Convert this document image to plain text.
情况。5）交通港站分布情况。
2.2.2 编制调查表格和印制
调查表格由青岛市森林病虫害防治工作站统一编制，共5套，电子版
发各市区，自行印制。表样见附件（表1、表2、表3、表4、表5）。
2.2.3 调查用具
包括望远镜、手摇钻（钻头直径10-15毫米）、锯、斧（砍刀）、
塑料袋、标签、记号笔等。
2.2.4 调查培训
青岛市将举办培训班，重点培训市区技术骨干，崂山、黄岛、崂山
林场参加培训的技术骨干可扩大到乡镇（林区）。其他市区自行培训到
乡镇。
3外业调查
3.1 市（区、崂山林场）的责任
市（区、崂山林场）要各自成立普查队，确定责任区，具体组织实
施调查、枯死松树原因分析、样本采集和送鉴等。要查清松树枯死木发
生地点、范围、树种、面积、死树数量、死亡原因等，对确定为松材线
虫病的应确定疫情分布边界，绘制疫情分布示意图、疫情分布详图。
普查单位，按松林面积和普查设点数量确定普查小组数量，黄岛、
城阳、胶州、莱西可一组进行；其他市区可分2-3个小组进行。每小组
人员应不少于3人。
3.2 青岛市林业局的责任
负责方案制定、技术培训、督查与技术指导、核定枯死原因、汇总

· · ·

Using the data above, repeat every line exactly.

Convert this document image to plain text.
情况。5）交通港站分布情况。
2.2.2 编制调查表格和印制
调查表格由青岛市森林病虫害防治工作站统一编制，共5套，电子版
发各市区，自行印制。表样见附件（表1、表2、表3、表4、表5）。
2.2.3 调查用具
包括望远镜、手摇钻（钻头直径10-15毫米）、锯、斧（砍刀）、
塑料袋、标签、记号笔等。
2.2.4 调查培训
青岛市将举办培训班，重点培训市区技术骨干，崂山、黄岛、崂山
林场参加培训的技术骨干可扩大到乡镇（林区）。其他市区自行培训到
乡镇。
3外业调查
3.1 市（区、崂山林场）的责任
市（区、崂山林场）要各自成立普查队，确定责任区，具体组织实
施调查、枯死松树原因分析、样本采集和送鉴等。要查清松树枯死木发
生地点、范围、树种、面积、死树数量、死亡原因等，对确定为松材线
虫病的应确定疫情分布边界，绘制疫情分布示意图、疫情分布详图。
普查单位，按松林面积和普查设点数量确定普查小组数量，黄岛、
城阳、胶州、莱西可一组进行；其他市区可分2-3个小组进行。每小组
人员应不少于3人。
3.2 青岛市林业局的责任
负责方案制定、技术培训、督查与技术指导、核定枯死原因、汇总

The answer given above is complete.